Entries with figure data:

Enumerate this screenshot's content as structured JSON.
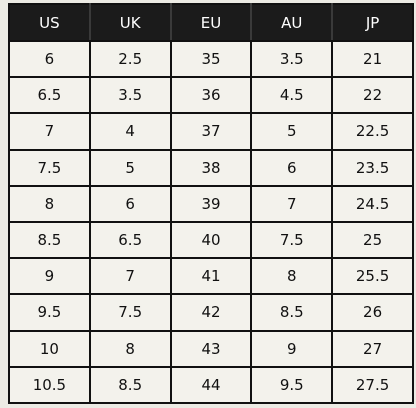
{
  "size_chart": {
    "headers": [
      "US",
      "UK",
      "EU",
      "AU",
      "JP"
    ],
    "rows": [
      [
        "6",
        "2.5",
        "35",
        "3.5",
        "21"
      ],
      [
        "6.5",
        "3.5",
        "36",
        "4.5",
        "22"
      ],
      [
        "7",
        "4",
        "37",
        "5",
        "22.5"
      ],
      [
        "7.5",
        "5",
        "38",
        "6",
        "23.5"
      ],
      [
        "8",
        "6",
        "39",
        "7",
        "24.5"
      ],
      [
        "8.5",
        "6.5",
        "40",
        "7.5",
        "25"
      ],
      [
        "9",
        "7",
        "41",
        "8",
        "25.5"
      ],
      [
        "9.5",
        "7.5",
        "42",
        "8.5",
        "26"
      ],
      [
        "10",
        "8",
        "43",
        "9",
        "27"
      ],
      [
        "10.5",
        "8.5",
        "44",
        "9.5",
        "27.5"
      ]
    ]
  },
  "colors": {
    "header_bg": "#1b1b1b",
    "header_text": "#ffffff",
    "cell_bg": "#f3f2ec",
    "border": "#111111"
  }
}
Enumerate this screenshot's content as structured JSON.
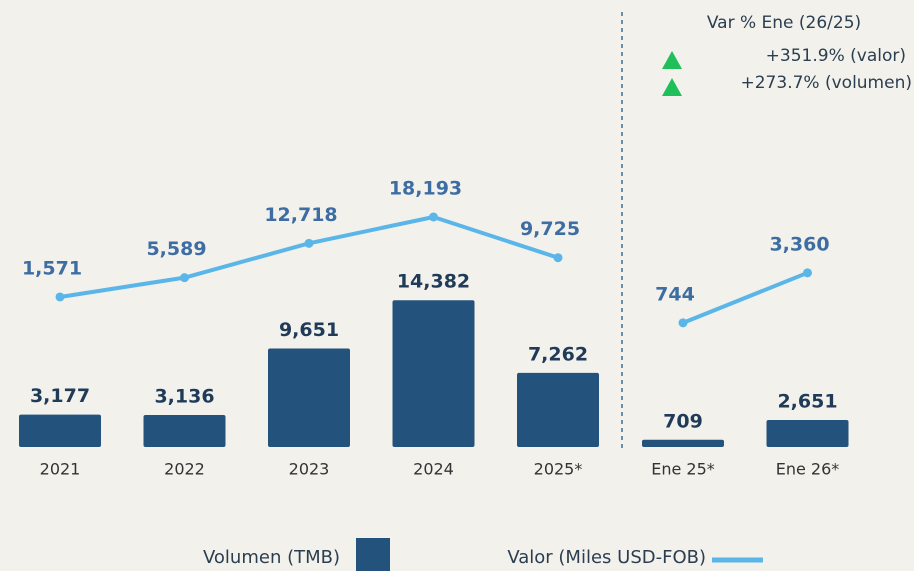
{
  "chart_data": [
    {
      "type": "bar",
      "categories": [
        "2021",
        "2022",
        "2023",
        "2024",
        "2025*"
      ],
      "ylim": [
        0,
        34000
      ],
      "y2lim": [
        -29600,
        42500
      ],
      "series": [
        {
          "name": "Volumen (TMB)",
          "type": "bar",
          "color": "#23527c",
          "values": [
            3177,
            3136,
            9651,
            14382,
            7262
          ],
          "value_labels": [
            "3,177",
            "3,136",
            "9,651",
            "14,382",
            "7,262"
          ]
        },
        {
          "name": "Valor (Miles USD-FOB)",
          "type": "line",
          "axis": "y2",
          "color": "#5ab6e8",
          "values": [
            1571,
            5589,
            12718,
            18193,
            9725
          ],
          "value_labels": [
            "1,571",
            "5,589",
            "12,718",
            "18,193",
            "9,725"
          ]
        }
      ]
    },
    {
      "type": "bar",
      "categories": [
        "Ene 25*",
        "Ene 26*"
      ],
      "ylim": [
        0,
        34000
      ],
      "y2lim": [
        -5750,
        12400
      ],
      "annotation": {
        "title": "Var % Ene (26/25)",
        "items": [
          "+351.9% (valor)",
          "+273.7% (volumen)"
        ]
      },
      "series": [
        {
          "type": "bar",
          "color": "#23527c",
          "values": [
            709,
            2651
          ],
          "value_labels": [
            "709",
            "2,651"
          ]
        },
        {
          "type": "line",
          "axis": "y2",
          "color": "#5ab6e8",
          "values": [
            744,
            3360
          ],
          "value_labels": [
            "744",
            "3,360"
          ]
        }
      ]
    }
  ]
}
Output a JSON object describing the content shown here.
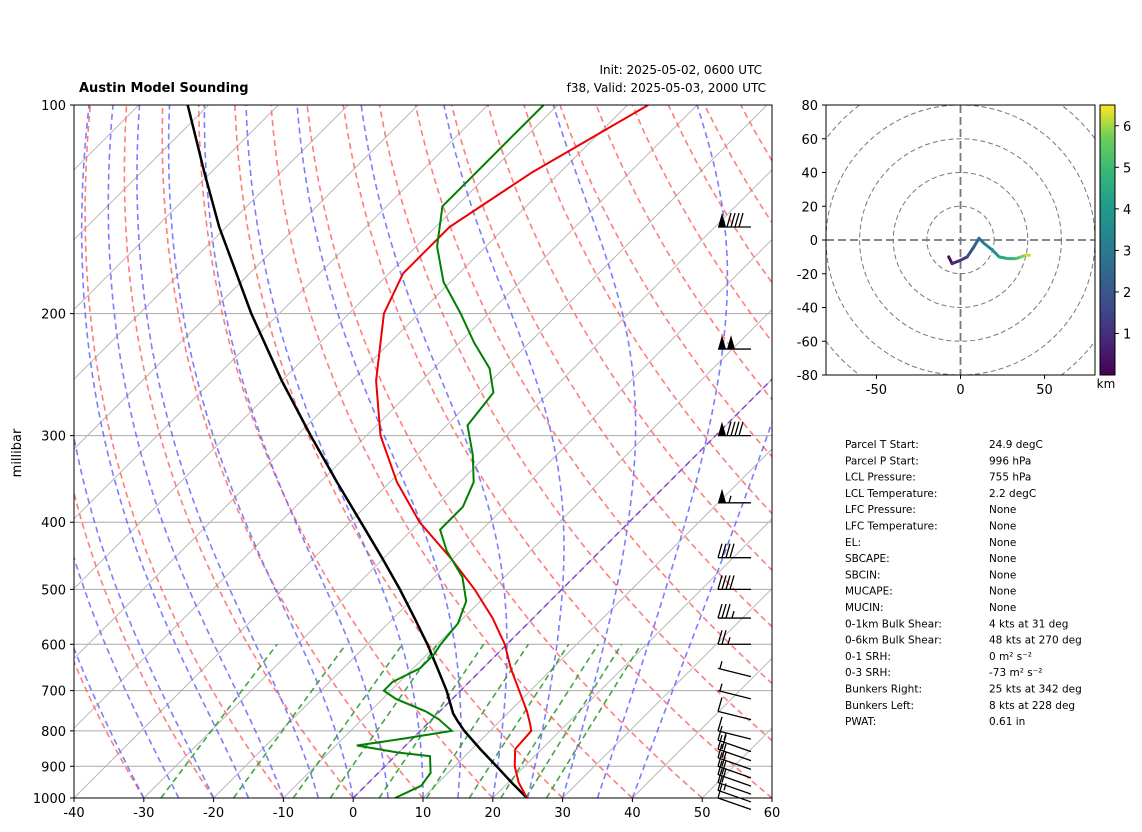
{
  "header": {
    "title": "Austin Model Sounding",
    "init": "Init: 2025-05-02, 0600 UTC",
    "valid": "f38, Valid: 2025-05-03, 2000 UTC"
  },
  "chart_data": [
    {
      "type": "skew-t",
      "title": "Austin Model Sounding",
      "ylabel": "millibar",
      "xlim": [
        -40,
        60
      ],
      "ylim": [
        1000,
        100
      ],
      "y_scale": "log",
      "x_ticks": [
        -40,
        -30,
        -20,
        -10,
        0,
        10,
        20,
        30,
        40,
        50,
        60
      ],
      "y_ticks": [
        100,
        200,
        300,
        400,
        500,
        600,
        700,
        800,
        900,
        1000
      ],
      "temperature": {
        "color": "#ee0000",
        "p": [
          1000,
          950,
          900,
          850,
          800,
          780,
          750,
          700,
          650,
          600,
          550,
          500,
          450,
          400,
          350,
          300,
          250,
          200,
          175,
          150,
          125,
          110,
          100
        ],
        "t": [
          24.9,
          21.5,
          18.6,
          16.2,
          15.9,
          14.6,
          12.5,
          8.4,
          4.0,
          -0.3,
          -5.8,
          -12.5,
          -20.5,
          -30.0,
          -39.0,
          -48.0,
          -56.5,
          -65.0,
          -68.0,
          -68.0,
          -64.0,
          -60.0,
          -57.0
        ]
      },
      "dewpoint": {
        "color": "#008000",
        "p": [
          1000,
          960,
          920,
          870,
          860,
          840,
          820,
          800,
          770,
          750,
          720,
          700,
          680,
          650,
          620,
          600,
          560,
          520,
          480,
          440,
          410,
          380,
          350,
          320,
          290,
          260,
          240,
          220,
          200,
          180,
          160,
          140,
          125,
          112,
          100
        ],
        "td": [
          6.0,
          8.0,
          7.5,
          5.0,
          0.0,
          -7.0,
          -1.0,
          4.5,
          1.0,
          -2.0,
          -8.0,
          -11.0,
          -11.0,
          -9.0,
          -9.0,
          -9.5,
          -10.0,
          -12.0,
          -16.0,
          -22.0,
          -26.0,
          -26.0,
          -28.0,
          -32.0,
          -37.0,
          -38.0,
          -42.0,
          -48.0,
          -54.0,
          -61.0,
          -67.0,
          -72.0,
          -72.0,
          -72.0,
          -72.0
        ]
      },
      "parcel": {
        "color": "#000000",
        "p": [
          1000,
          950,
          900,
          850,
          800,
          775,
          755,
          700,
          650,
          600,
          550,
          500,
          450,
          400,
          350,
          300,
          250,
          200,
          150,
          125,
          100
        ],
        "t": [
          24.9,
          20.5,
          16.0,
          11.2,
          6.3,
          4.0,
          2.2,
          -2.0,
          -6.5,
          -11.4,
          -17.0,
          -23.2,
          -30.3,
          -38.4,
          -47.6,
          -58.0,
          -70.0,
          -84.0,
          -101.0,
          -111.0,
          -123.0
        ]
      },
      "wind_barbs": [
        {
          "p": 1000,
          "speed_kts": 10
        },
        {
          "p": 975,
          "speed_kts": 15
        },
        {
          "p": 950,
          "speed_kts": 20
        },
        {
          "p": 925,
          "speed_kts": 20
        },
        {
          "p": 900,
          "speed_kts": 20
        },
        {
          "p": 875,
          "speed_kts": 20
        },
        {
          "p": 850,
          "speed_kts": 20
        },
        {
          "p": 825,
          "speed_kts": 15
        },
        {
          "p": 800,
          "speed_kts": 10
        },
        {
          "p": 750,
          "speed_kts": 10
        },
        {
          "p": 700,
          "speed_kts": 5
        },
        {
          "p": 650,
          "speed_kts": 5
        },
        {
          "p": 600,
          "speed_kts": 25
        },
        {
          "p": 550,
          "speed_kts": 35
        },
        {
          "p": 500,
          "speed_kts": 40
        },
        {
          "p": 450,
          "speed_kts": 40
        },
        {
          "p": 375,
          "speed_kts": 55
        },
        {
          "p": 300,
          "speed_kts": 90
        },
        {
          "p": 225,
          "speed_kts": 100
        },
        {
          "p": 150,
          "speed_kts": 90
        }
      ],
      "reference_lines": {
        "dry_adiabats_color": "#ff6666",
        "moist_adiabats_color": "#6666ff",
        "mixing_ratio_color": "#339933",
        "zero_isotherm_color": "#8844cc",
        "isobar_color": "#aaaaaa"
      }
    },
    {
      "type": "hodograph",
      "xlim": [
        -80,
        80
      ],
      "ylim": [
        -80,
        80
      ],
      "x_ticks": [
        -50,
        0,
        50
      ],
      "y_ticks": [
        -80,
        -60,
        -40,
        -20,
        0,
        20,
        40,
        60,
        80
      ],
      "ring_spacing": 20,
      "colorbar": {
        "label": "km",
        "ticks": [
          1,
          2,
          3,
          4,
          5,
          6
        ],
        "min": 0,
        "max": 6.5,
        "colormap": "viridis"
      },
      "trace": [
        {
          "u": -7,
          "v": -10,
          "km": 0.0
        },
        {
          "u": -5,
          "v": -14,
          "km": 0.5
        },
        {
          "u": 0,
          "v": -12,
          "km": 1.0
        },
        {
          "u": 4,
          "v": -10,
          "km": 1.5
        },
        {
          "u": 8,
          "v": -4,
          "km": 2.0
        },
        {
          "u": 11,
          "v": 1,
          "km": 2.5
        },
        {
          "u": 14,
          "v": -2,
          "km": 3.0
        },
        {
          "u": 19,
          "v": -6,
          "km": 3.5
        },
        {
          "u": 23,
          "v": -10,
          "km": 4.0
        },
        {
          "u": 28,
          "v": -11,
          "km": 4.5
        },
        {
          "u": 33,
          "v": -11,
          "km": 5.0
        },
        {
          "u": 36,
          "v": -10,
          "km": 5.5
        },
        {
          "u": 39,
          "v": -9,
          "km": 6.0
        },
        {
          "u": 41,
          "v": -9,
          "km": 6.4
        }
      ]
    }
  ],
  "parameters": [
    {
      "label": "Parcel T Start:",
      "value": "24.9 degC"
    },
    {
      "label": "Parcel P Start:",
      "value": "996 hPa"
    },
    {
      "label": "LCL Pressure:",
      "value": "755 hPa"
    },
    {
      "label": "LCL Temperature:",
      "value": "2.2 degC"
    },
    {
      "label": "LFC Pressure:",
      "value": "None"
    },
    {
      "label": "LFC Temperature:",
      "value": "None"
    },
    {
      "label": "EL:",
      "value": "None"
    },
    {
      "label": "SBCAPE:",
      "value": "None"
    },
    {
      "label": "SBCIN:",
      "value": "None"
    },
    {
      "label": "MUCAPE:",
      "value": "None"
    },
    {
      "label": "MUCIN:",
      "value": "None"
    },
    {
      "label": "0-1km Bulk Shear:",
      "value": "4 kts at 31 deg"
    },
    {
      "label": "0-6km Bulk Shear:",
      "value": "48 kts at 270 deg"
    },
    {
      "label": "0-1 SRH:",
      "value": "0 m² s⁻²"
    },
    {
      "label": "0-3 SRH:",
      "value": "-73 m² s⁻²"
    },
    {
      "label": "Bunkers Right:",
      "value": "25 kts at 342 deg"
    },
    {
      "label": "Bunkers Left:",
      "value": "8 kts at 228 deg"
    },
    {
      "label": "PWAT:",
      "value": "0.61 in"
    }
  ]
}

==

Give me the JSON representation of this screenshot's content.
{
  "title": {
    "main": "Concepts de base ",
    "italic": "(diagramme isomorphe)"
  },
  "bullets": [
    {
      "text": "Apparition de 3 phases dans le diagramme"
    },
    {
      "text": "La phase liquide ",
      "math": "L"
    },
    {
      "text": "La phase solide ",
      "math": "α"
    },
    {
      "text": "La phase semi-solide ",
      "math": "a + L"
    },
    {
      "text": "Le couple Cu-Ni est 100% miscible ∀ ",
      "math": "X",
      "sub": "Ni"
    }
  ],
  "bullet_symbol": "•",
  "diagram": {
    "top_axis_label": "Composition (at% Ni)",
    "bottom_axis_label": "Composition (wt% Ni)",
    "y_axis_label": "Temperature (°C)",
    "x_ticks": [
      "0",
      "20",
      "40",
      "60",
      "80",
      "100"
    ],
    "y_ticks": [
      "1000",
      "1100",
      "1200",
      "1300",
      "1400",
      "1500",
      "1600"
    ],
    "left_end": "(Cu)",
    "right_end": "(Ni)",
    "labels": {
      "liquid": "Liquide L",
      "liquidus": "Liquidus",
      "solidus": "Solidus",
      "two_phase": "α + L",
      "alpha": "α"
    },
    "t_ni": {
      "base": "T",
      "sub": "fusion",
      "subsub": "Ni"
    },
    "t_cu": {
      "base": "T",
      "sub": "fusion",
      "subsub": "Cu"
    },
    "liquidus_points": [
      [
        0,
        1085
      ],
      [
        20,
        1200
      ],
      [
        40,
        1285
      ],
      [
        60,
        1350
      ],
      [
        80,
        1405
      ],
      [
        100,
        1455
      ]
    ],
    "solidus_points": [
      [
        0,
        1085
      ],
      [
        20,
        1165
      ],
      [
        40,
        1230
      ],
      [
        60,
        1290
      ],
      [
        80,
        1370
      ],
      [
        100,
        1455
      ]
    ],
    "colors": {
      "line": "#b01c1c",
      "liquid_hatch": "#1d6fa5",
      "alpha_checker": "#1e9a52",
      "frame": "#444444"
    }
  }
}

--

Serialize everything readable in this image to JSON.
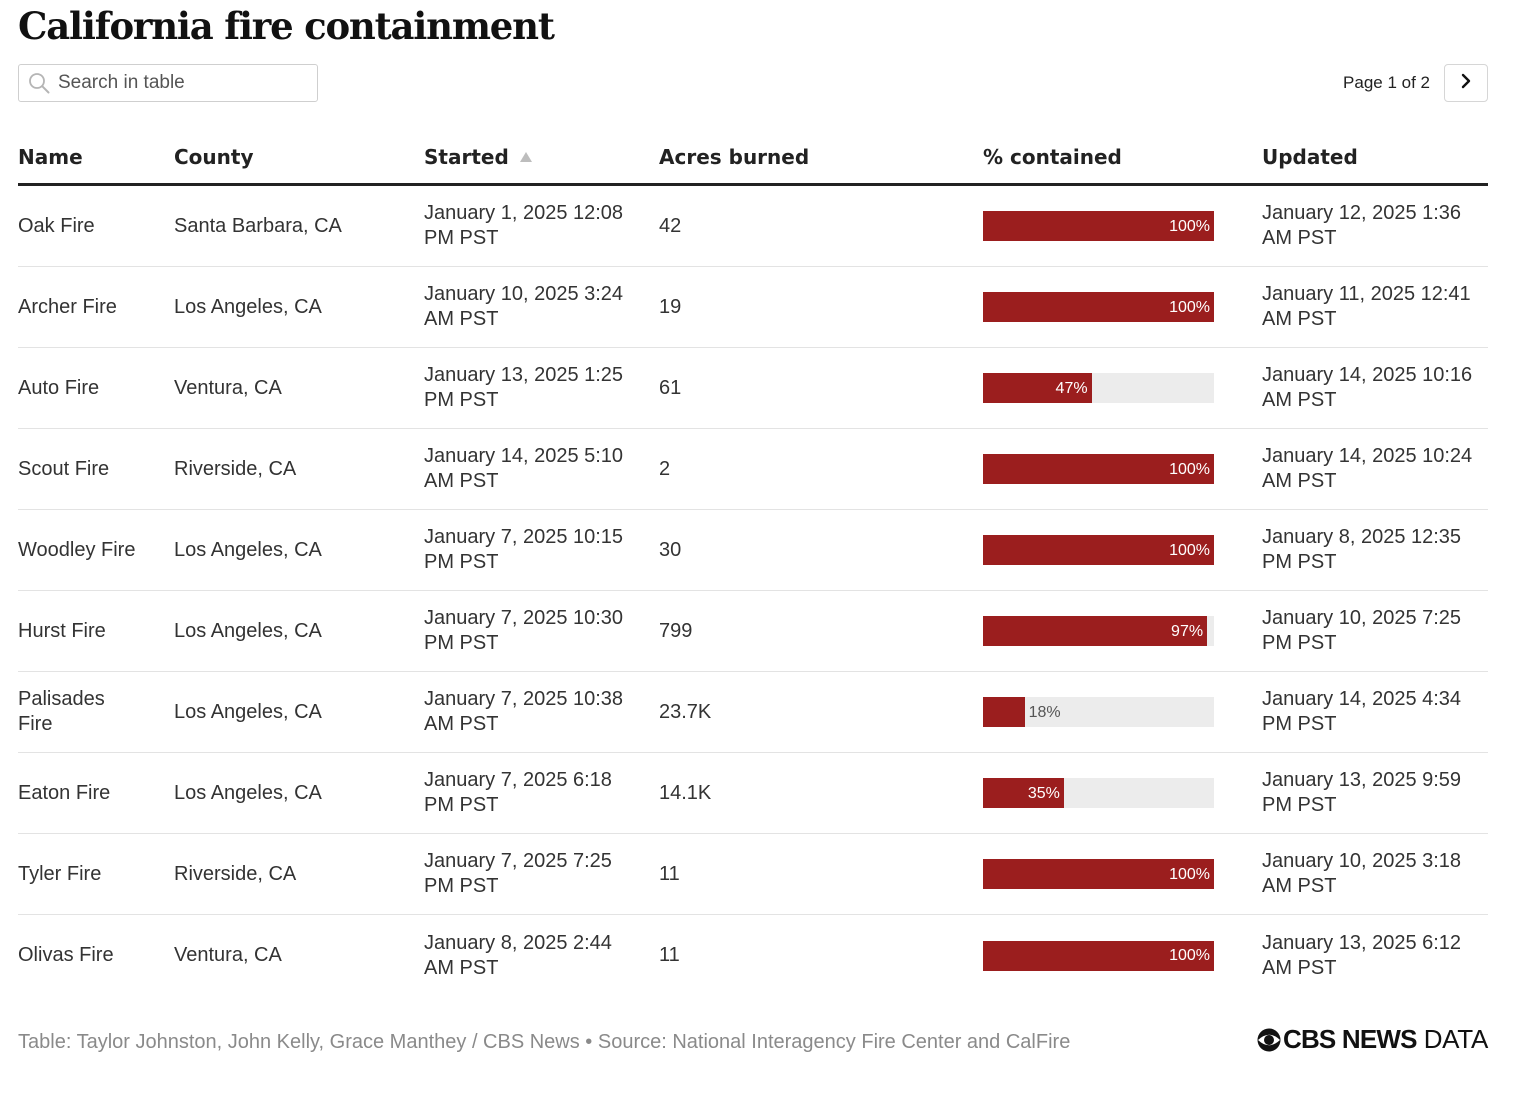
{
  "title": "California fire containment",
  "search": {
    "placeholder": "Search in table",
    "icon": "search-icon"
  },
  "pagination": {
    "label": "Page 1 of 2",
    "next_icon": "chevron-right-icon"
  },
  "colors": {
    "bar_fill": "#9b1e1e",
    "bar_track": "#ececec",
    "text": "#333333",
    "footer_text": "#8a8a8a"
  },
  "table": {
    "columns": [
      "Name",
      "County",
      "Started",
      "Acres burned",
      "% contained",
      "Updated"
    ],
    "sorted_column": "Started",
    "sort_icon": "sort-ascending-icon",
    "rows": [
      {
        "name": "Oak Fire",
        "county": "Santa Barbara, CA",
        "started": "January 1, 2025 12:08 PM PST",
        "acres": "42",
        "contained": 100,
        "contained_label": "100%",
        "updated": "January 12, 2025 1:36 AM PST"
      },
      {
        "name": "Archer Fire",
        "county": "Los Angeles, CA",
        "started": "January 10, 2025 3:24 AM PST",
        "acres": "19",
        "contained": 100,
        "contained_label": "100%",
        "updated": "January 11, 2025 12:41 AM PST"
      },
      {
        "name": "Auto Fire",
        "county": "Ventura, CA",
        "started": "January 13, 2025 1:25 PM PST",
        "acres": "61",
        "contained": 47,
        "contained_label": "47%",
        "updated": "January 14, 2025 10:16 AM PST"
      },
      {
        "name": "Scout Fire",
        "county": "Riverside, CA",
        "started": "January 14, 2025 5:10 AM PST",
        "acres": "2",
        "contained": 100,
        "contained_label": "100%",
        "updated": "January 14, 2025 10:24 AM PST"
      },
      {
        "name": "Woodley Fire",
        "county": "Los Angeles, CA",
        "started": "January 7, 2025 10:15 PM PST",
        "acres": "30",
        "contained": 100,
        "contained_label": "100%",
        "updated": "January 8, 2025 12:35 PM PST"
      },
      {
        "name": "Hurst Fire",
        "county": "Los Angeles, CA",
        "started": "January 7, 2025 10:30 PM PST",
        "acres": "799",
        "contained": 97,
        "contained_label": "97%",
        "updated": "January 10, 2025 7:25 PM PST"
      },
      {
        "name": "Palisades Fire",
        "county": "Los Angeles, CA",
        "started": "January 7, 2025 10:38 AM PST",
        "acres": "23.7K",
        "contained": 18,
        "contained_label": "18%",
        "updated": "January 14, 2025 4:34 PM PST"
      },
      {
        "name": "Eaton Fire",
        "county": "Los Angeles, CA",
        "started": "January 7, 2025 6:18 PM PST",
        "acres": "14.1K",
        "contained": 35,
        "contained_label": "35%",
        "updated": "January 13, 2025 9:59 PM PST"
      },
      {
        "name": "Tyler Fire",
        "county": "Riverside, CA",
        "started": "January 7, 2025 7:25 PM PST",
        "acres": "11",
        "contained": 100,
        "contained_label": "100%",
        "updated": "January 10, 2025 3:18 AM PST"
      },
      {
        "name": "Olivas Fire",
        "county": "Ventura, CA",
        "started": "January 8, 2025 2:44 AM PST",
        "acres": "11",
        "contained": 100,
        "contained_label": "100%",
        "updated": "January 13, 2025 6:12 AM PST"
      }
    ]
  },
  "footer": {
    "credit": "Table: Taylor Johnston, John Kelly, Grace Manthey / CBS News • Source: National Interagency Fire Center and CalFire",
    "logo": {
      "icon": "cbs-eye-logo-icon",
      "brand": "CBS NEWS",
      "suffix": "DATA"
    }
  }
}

→ **TASK TO CARRY OUT**: Read the entries and select each line where the word "Shear" is found.

→ **SOLUTION FOR THIS TASK**:
      "label": "0-1km Bulk Shear:",
      "label": "0-6km Bulk Shear:",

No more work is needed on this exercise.